YOUR OBJECTIVE: Nothing in the data should change when you return it, but leave the pictures out.

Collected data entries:
* * * * * * *

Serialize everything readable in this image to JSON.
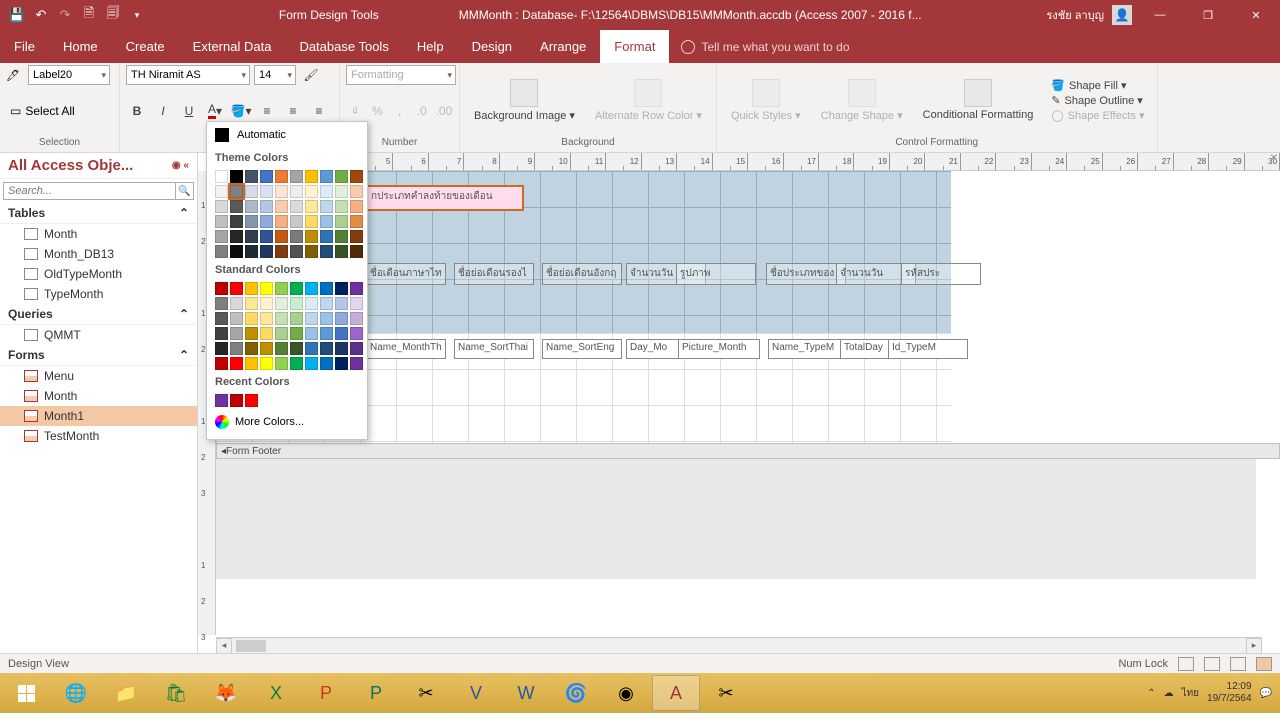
{
  "titlebar": {
    "tools_label": "Form Design Tools",
    "doc_title": "MMMonth : Database- F:\\12564\\DBMS\\DB15\\MMMonth.accdb (Access 2007 - 2016 f...",
    "user": "รงชัย ลาบุญ"
  },
  "menu": {
    "file": "File",
    "home": "Home",
    "create": "Create",
    "external": "External Data",
    "dbtools": "Database Tools",
    "help": "Help",
    "design": "Design",
    "arrange": "Arrange",
    "format": "Format",
    "tellme": "Tell me what you want to do"
  },
  "ribbon": {
    "selection_ctl": "Label20",
    "select_all": "Select All",
    "group_selection": "Selection",
    "font_name": "TH Niramit AS",
    "font_size": "14",
    "formatting": "Formatting",
    "group_number": "Number",
    "bg_image": "Background Image ▾",
    "alt_row": "Alternate Row Color ▾",
    "group_background": "Background",
    "quick_styles": "Quick Styles ▾",
    "change_shape": "Change Shape ▾",
    "cond_fmt": "Conditional Formatting",
    "shape_fill": "Shape Fill ▾",
    "shape_outline": "Shape Outline ▾",
    "shape_effects": "Shape Effects ▾",
    "group_ctrlfmt": "Control Formatting"
  },
  "colorpicker": {
    "automatic": "Automatic",
    "theme": "Theme Colors",
    "standard": "Standard Colors",
    "recent": "Recent Colors",
    "more": "More Colors...",
    "theme_row": [
      "#ffffff",
      "#000000",
      "#44546a",
      "#4472c4",
      "#ed7d31",
      "#a5a5a5",
      "#ffc000",
      "#5b9bd5",
      "#70ad47",
      "#9e480e"
    ],
    "theme_tints": [
      [
        "#f2f2f2",
        "#808080",
        "#d6dce5",
        "#d9e1f2",
        "#fce4d6",
        "#ededed",
        "#fff2cc",
        "#ddebf7",
        "#e2efda",
        "#f8cbad"
      ],
      [
        "#d9d9d9",
        "#595959",
        "#acb9ca",
        "#b4c6e7",
        "#f8cbad",
        "#dbdbdb",
        "#ffe699",
        "#bdd7ee",
        "#c6e0b4",
        "#f4b084"
      ],
      [
        "#bfbfbf",
        "#404040",
        "#8497b0",
        "#8ea9db",
        "#f4b084",
        "#c9c9c9",
        "#ffd966",
        "#9bc2e6",
        "#a9d08e",
        "#e38c47"
      ],
      [
        "#a6a6a6",
        "#262626",
        "#333f4f",
        "#305496",
        "#c65911",
        "#7b7b7b",
        "#bf8f00",
        "#2f75b5",
        "#548235",
        "#833c0c"
      ],
      [
        "#808080",
        "#0d0d0d",
        "#222b35",
        "#203764",
        "#833c0c",
        "#525252",
        "#806000",
        "#1f4e78",
        "#375623",
        "#4f2d0b"
      ]
    ],
    "standard_row": [
      "#c00000",
      "#ff0000",
      "#ffc000",
      "#ffff00",
      "#92d050",
      "#00b050",
      "#00b0f0",
      "#0070c0",
      "#002060",
      "#7030a0"
    ],
    "standard_tints": [
      [
        "#7f7f7f",
        "#d9d9d9",
        "#ffe699",
        "#fff2cc",
        "#e2efda",
        "#c6efce",
        "#ddebf7",
        "#bdd7ee",
        "#b4c6e7",
        "#e1d5ec"
      ],
      [
        "#595959",
        "#bfbfbf",
        "#ffd966",
        "#ffe699",
        "#c6e0b4",
        "#a9d08e",
        "#bdd7ee",
        "#9bc2e6",
        "#8ea9db",
        "#c5aed8"
      ],
      [
        "#404040",
        "#a6a6a6",
        "#bf8f00",
        "#ffd966",
        "#a9d08e",
        "#70ad47",
        "#9bc2e6",
        "#5b9bd5",
        "#4472c4",
        "#9966cc"
      ],
      [
        "#262626",
        "#808080",
        "#806000",
        "#bf8f00",
        "#548235",
        "#385723",
        "#2f75b5",
        "#1f4e78",
        "#203764",
        "#5a3286"
      ],
      [
        "#c00000",
        "#ff0000",
        "#ffc000",
        "#ffff00",
        "#92d050",
        "#00b050",
        "#00b0f0",
        "#0070c0",
        "#002060",
        "#7030a0"
      ]
    ],
    "recent_row": [
      "#7030a0",
      "#c00000",
      "#ff0000"
    ]
  },
  "nav": {
    "header": "All Access Obje...",
    "search_ph": "Search...",
    "tables": "Tables",
    "table_items": [
      "Month",
      "Month_DB13",
      "OldTypeMonth",
      "TypeMonth"
    ],
    "queries": "Queries",
    "query_items": [
      "QMMT"
    ],
    "forms": "Forms",
    "form_items": [
      "Menu",
      "Month",
      "Month1",
      "TestMonth"
    ],
    "selected_form": "Month1"
  },
  "design": {
    "sel_label": "กประเภทคำลงท้ายของเดือน",
    "header_labels": [
      "ชื่อเดือนภาษาไท",
      "ชื่อย่อเดือนรองไ",
      "ชื่อย่อเดือนอังกฤ",
      "จำนวนวัน",
      "รูปภาพ",
      "ชื่อประเภทของ",
      "จำนวนวัน",
      "รหัสประ"
    ],
    "detail_fields": [
      "Name_MonthTh",
      "Name_SortThai",
      "Name_SortEng",
      "Day_Mo",
      "Picture_Month",
      "Name_TypeM",
      "TotalDay",
      "Id_TypeM"
    ],
    "footer": "Form Footer"
  },
  "status": {
    "left": "Design View",
    "numlock": "Num Lock"
  },
  "taskbar": {
    "lang": "ไทย",
    "time": "12:09",
    "date": "19/7/2564"
  }
}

* * * * * * *

EXPECTED OUTPUT:
Serialize everything readable in this image to JSON.
{
  "titlebar": {
    "tools_label": "Form Design Tools",
    "doc_title": "MMMonth : Database- F:\\12564\\DBMS\\DB15\\MMMonth.accdb (Access 2007 - 2016 f...",
    "user": "รงชัย ลาบุญ"
  },
  "menu": {
    "file": "File",
    "home": "Home",
    "create": "Create",
    "external": "External Data",
    "dbtools": "Database Tools",
    "help": "Help",
    "design": "Design",
    "arrange": "Arrange",
    "format": "Format",
    "tellme": "Tell me what you want to do"
  },
  "ribbon": {
    "selection_ctl": "Label20",
    "select_all": "Select All",
    "group_selection": "Selection",
    "font_name": "TH Niramit AS",
    "font_size": "14",
    "formatting": "Formatting",
    "group_number": "Number",
    "bg_image": "Background Image ▾",
    "alt_row": "Alternate Row Color ▾",
    "group_background": "Background",
    "quick_styles": "Quick Styles ▾",
    "change_shape": "Change Shape ▾",
    "cond_fmt": "Conditional Formatting",
    "shape_fill": "Shape Fill ▾",
    "shape_outline": "Shape Outline ▾",
    "shape_effects": "Shape Effects ▾",
    "group_ctrlfmt": "Control Formatting"
  },
  "colorpicker": {
    "automatic": "Automatic",
    "theme": "Theme Colors",
    "standard": "Standard Colors",
    "recent": "Recent Colors",
    "more": "More Colors...",
    "theme_row": [
      "#ffffff",
      "#000000",
      "#44546a",
      "#4472c4",
      "#ed7d31",
      "#a5a5a5",
      "#ffc000",
      "#5b9bd5",
      "#70ad47",
      "#9e480e"
    ],
    "theme_tints": [
      [
        "#f2f2f2",
        "#808080",
        "#d6dce5",
        "#d9e1f2",
        "#fce4d6",
        "#ededed",
        "#fff2cc",
        "#ddebf7",
        "#e2efda",
        "#f8cbad"
      ],
      [
        "#d9d9d9",
        "#595959",
        "#acb9ca",
        "#b4c6e7",
        "#f8cbad",
        "#dbdbdb",
        "#ffe699",
        "#bdd7ee",
        "#c6e0b4",
        "#f4b084"
      ],
      [
        "#bfbfbf",
        "#404040",
        "#8497b0",
        "#8ea9db",
        "#f4b084",
        "#c9c9c9",
        "#ffd966",
        "#9bc2e6",
        "#a9d08e",
        "#e38c47"
      ],
      [
        "#a6a6a6",
        "#262626",
        "#333f4f",
        "#305496",
        "#c65911",
        "#7b7b7b",
        "#bf8f00",
        "#2f75b5",
        "#548235",
        "#833c0c"
      ],
      [
        "#808080",
        "#0d0d0d",
        "#222b35",
        "#203764",
        "#833c0c",
        "#525252",
        "#806000",
        "#1f4e78",
        "#375623",
        "#4f2d0b"
      ]
    ],
    "standard_row": [
      "#c00000",
      "#ff0000",
      "#ffc000",
      "#ffff00",
      "#92d050",
      "#00b050",
      "#00b0f0",
      "#0070c0",
      "#002060",
      "#7030a0"
    ],
    "standard_tints": [
      [
        "#7f7f7f",
        "#d9d9d9",
        "#ffe699",
        "#fff2cc",
        "#e2efda",
        "#c6efce",
        "#ddebf7",
        "#bdd7ee",
        "#b4c6e7",
        "#e1d5ec"
      ],
      [
        "#595959",
        "#bfbfbf",
        "#ffd966",
        "#ffe699",
        "#c6e0b4",
        "#a9d08e",
        "#bdd7ee",
        "#9bc2e6",
        "#8ea9db",
        "#c5aed8"
      ],
      [
        "#404040",
        "#a6a6a6",
        "#bf8f00",
        "#ffd966",
        "#a9d08e",
        "#70ad47",
        "#9bc2e6",
        "#5b9bd5",
        "#4472c4",
        "#9966cc"
      ],
      [
        "#262626",
        "#808080",
        "#806000",
        "#bf8f00",
        "#548235",
        "#385723",
        "#2f75b5",
        "#1f4e78",
        "#203764",
        "#5a3286"
      ],
      [
        "#c00000",
        "#ff0000",
        "#ffc000",
        "#ffff00",
        "#92d050",
        "#00b050",
        "#00b0f0",
        "#0070c0",
        "#002060",
        "#7030a0"
      ]
    ],
    "recent_row": [
      "#7030a0",
      "#c00000",
      "#ff0000"
    ]
  },
  "nav": {
    "header": "All Access Obje...",
    "search_ph": "Search...",
    "tables": "Tables",
    "table_items": [
      "Month",
      "Month_DB13",
      "OldTypeMonth",
      "TypeMonth"
    ],
    "queries": "Queries",
    "query_items": [
      "QMMT"
    ],
    "forms": "Forms",
    "form_items": [
      "Menu",
      "Month",
      "Month1",
      "TestMonth"
    ],
    "selected_form": "Month1"
  },
  "design": {
    "sel_label": "กประเภทคำลงท้ายของเดือน",
    "header_labels": [
      "ชื่อเดือนภาษาไท",
      "ชื่อย่อเดือนรองไ",
      "ชื่อย่อเดือนอังกฤ",
      "จำนวนวัน",
      "รูปภาพ",
      "ชื่อประเภทของ",
      "จำนวนวัน",
      "รหัสประ"
    ],
    "detail_fields": [
      "Name_MonthTh",
      "Name_SortThai",
      "Name_SortEng",
      "Day_Mo",
      "Picture_Month",
      "Name_TypeM",
      "TotalDay",
      "Id_TypeM"
    ],
    "footer": "Form Footer"
  },
  "status": {
    "left": "Design View",
    "numlock": "Num Lock"
  },
  "taskbar": {
    "lang": "ไทย",
    "time": "12:09",
    "date": "19/7/2564"
  }
}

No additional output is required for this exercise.